**Short task:** Keep the pictures out and restate every record exactly.
* BEGIN *
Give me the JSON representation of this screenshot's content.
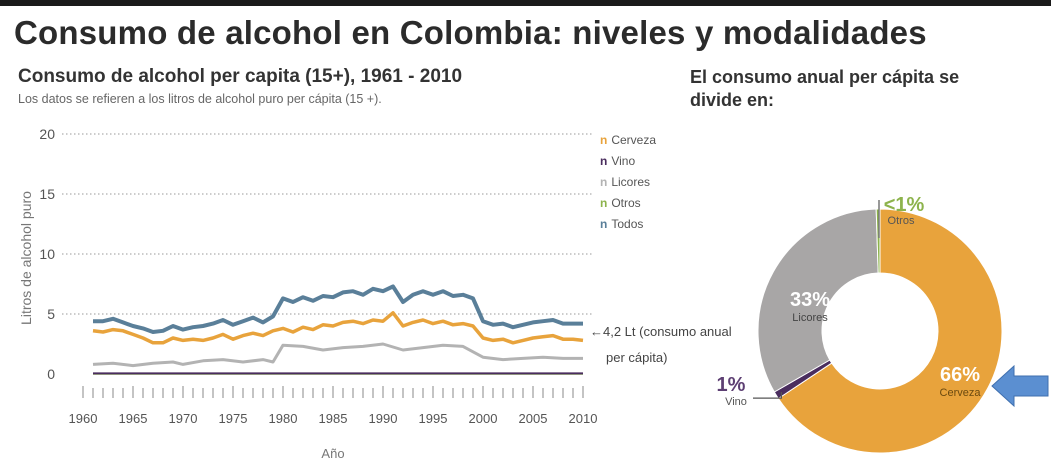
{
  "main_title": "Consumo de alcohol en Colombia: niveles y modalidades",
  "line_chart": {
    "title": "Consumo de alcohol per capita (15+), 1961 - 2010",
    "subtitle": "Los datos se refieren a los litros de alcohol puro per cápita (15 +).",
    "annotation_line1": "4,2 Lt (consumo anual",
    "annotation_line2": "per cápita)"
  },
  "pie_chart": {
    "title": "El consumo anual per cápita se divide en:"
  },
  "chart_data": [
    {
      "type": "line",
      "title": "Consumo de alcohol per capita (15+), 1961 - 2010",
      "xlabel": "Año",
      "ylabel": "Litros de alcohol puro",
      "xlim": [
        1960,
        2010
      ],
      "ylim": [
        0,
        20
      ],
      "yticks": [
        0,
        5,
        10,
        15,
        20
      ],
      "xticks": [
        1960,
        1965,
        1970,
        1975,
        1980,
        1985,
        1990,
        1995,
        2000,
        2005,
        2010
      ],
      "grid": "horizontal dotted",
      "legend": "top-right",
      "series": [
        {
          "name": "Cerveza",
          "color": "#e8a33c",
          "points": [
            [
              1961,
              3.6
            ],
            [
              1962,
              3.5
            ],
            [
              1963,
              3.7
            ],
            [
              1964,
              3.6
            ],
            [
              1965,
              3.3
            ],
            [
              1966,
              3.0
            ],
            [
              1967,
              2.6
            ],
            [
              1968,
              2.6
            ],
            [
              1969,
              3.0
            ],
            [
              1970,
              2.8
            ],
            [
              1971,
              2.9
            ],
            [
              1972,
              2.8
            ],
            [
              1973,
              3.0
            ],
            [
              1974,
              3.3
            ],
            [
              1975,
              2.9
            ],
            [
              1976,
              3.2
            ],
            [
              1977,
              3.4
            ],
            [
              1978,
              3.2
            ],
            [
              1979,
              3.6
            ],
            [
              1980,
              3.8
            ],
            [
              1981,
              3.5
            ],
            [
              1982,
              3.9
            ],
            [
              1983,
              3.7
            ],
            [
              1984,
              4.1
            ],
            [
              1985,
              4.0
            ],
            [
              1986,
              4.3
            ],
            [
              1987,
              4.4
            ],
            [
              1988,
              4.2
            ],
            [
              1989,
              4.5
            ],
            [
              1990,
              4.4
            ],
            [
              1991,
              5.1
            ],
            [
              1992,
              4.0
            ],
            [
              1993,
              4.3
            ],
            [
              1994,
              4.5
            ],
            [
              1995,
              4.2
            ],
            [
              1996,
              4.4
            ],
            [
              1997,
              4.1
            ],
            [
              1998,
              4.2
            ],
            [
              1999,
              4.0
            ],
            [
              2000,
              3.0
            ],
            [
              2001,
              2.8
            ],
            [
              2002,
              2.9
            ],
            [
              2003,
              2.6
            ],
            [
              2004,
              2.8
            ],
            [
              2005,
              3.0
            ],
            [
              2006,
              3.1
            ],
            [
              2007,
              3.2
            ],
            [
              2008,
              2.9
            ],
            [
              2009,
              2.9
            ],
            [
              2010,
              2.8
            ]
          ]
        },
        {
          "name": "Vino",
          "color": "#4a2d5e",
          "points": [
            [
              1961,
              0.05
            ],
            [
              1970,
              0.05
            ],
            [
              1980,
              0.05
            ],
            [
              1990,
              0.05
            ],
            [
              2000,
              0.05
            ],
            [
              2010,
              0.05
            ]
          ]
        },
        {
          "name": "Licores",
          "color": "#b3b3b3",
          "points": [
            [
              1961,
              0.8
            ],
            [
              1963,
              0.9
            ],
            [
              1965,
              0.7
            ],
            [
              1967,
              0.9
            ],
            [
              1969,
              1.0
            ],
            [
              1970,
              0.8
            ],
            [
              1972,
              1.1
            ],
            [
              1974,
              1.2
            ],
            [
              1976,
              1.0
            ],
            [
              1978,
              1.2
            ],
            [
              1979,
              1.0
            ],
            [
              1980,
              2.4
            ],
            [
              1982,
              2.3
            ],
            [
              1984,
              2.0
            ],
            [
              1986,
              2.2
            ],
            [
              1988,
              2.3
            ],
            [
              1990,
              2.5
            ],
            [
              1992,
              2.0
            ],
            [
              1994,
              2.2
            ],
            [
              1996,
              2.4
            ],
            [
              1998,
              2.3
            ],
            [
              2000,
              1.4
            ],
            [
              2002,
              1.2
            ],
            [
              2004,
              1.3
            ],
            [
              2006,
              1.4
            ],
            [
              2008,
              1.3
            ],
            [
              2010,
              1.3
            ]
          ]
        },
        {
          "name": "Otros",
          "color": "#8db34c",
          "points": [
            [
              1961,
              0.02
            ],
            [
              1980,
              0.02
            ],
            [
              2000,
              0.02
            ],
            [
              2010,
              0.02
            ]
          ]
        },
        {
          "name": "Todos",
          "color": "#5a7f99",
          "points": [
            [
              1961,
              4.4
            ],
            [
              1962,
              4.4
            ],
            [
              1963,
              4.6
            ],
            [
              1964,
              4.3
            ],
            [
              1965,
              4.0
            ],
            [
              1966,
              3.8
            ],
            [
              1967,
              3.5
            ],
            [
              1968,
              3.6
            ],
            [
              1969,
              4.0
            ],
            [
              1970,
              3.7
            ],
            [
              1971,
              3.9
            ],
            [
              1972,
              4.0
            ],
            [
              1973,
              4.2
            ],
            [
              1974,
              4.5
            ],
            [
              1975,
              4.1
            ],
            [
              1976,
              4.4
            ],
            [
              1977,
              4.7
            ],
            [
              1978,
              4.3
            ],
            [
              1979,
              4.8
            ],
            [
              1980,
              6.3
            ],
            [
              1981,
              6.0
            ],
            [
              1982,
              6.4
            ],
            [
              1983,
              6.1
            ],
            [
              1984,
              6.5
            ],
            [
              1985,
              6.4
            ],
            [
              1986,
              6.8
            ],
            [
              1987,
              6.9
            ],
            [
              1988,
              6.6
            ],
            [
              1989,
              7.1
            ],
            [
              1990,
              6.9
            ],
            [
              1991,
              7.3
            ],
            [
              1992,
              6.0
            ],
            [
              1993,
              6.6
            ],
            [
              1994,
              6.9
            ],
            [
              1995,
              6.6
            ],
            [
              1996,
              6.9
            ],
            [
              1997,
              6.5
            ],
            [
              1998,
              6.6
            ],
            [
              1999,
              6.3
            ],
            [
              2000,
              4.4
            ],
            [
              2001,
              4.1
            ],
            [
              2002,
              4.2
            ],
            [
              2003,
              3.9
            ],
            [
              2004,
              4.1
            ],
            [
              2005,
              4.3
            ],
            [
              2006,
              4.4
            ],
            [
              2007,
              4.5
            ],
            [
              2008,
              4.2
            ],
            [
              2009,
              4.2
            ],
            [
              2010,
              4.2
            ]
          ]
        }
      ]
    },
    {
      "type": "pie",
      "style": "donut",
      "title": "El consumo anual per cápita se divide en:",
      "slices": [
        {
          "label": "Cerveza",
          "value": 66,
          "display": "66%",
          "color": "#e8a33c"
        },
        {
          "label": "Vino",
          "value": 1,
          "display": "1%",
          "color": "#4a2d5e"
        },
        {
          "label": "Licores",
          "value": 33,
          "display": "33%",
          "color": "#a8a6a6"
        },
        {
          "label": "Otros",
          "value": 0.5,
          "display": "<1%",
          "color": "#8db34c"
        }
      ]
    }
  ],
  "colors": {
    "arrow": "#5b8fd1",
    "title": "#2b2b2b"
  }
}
* END *
**Task result:**
Give me the JSON representation of this screenshot's content.
{
  "main_title": "Consumo de alcohol en Colombia: niveles y modalidades",
  "line_chart": {
    "title": "Consumo de alcohol per capita (15+), 1961 - 2010",
    "subtitle": "Los datos se refieren a los litros de alcohol puro per cápita (15 +).",
    "annotation_line1": "4,2 Lt (consumo anual",
    "annotation_line2": "per cápita)"
  },
  "pie_chart": {
    "title": "El consumo anual per cápita se divide en:"
  },
  "chart_data": [
    {
      "type": "line",
      "title": "Consumo de alcohol per capita (15+), 1961 - 2010",
      "xlabel": "Año",
      "ylabel": "Litros de alcohol puro",
      "xlim": [
        1960,
        2010
      ],
      "ylim": [
        0,
        20
      ],
      "yticks": [
        0,
        5,
        10,
        15,
        20
      ],
      "xticks": [
        1960,
        1965,
        1970,
        1975,
        1980,
        1985,
        1990,
        1995,
        2000,
        2005,
        2010
      ],
      "grid": "horizontal dotted",
      "legend": "top-right",
      "series": [
        {
          "name": "Cerveza",
          "color": "#e8a33c",
          "points": [
            [
              1961,
              3.6
            ],
            [
              1962,
              3.5
            ],
            [
              1963,
              3.7
            ],
            [
              1964,
              3.6
            ],
            [
              1965,
              3.3
            ],
            [
              1966,
              3.0
            ],
            [
              1967,
              2.6
            ],
            [
              1968,
              2.6
            ],
            [
              1969,
              3.0
            ],
            [
              1970,
              2.8
            ],
            [
              1971,
              2.9
            ],
            [
              1972,
              2.8
            ],
            [
              1973,
              3.0
            ],
            [
              1974,
              3.3
            ],
            [
              1975,
              2.9
            ],
            [
              1976,
              3.2
            ],
            [
              1977,
              3.4
            ],
            [
              1978,
              3.2
            ],
            [
              1979,
              3.6
            ],
            [
              1980,
              3.8
            ],
            [
              1981,
              3.5
            ],
            [
              1982,
              3.9
            ],
            [
              1983,
              3.7
            ],
            [
              1984,
              4.1
            ],
            [
              1985,
              4.0
            ],
            [
              1986,
              4.3
            ],
            [
              1987,
              4.4
            ],
            [
              1988,
              4.2
            ],
            [
              1989,
              4.5
            ],
            [
              1990,
              4.4
            ],
            [
              1991,
              5.1
            ],
            [
              1992,
              4.0
            ],
            [
              1993,
              4.3
            ],
            [
              1994,
              4.5
            ],
            [
              1995,
              4.2
            ],
            [
              1996,
              4.4
            ],
            [
              1997,
              4.1
            ],
            [
              1998,
              4.2
            ],
            [
              1999,
              4.0
            ],
            [
              2000,
              3.0
            ],
            [
              2001,
              2.8
            ],
            [
              2002,
              2.9
            ],
            [
              2003,
              2.6
            ],
            [
              2004,
              2.8
            ],
            [
              2005,
              3.0
            ],
            [
              2006,
              3.1
            ],
            [
              2007,
              3.2
            ],
            [
              2008,
              2.9
            ],
            [
              2009,
              2.9
            ],
            [
              2010,
              2.8
            ]
          ]
        },
        {
          "name": "Vino",
          "color": "#4a2d5e",
          "points": [
            [
              1961,
              0.05
            ],
            [
              1970,
              0.05
            ],
            [
              1980,
              0.05
            ],
            [
              1990,
              0.05
            ],
            [
              2000,
              0.05
            ],
            [
              2010,
              0.05
            ]
          ]
        },
        {
          "name": "Licores",
          "color": "#b3b3b3",
          "points": [
            [
              1961,
              0.8
            ],
            [
              1963,
              0.9
            ],
            [
              1965,
              0.7
            ],
            [
              1967,
              0.9
            ],
            [
              1969,
              1.0
            ],
            [
              1970,
              0.8
            ],
            [
              1972,
              1.1
            ],
            [
              1974,
              1.2
            ],
            [
              1976,
              1.0
            ],
            [
              1978,
              1.2
            ],
            [
              1979,
              1.0
            ],
            [
              1980,
              2.4
            ],
            [
              1982,
              2.3
            ],
            [
              1984,
              2.0
            ],
            [
              1986,
              2.2
            ],
            [
              1988,
              2.3
            ],
            [
              1990,
              2.5
            ],
            [
              1992,
              2.0
            ],
            [
              1994,
              2.2
            ],
            [
              1996,
              2.4
            ],
            [
              1998,
              2.3
            ],
            [
              2000,
              1.4
            ],
            [
              2002,
              1.2
            ],
            [
              2004,
              1.3
            ],
            [
              2006,
              1.4
            ],
            [
              2008,
              1.3
            ],
            [
              2010,
              1.3
            ]
          ]
        },
        {
          "name": "Otros",
          "color": "#8db34c",
          "points": [
            [
              1961,
              0.02
            ],
            [
              1980,
              0.02
            ],
            [
              2000,
              0.02
            ],
            [
              2010,
              0.02
            ]
          ]
        },
        {
          "name": "Todos",
          "color": "#5a7f99",
          "points": [
            [
              1961,
              4.4
            ],
            [
              1962,
              4.4
            ],
            [
              1963,
              4.6
            ],
            [
              1964,
              4.3
            ],
            [
              1965,
              4.0
            ],
            [
              1966,
              3.8
            ],
            [
              1967,
              3.5
            ],
            [
              1968,
              3.6
            ],
            [
              1969,
              4.0
            ],
            [
              1970,
              3.7
            ],
            [
              1971,
              3.9
            ],
            [
              1972,
              4.0
            ],
            [
              1973,
              4.2
            ],
            [
              1974,
              4.5
            ],
            [
              1975,
              4.1
            ],
            [
              1976,
              4.4
            ],
            [
              1977,
              4.7
            ],
            [
              1978,
              4.3
            ],
            [
              1979,
              4.8
            ],
            [
              1980,
              6.3
            ],
            [
              1981,
              6.0
            ],
            [
              1982,
              6.4
            ],
            [
              1983,
              6.1
            ],
            [
              1984,
              6.5
            ],
            [
              1985,
              6.4
            ],
            [
              1986,
              6.8
            ],
            [
              1987,
              6.9
            ],
            [
              1988,
              6.6
            ],
            [
              1989,
              7.1
            ],
            [
              1990,
              6.9
            ],
            [
              1991,
              7.3
            ],
            [
              1992,
              6.0
            ],
            [
              1993,
              6.6
            ],
            [
              1994,
              6.9
            ],
            [
              1995,
              6.6
            ],
            [
              1996,
              6.9
            ],
            [
              1997,
              6.5
            ],
            [
              1998,
              6.6
            ],
            [
              1999,
              6.3
            ],
            [
              2000,
              4.4
            ],
            [
              2001,
              4.1
            ],
            [
              2002,
              4.2
            ],
            [
              2003,
              3.9
            ],
            [
              2004,
              4.1
            ],
            [
              2005,
              4.3
            ],
            [
              2006,
              4.4
            ],
            [
              2007,
              4.5
            ],
            [
              2008,
              4.2
            ],
            [
              2009,
              4.2
            ],
            [
              2010,
              4.2
            ]
          ]
        }
      ]
    },
    {
      "type": "pie",
      "style": "donut",
      "title": "El consumo anual per cápita se divide en:",
      "slices": [
        {
          "label": "Cerveza",
          "value": 66,
          "display": "66%",
          "color": "#e8a33c"
        },
        {
          "label": "Vino",
          "value": 1,
          "display": "1%",
          "color": "#4a2d5e"
        },
        {
          "label": "Licores",
          "value": 33,
          "display": "33%",
          "color": "#a8a6a6"
        },
        {
          "label": "Otros",
          "value": 0.5,
          "display": "<1%",
          "color": "#8db34c"
        }
      ]
    }
  ],
  "colors": {
    "arrow": "#5b8fd1",
    "title": "#2b2b2b"
  }
}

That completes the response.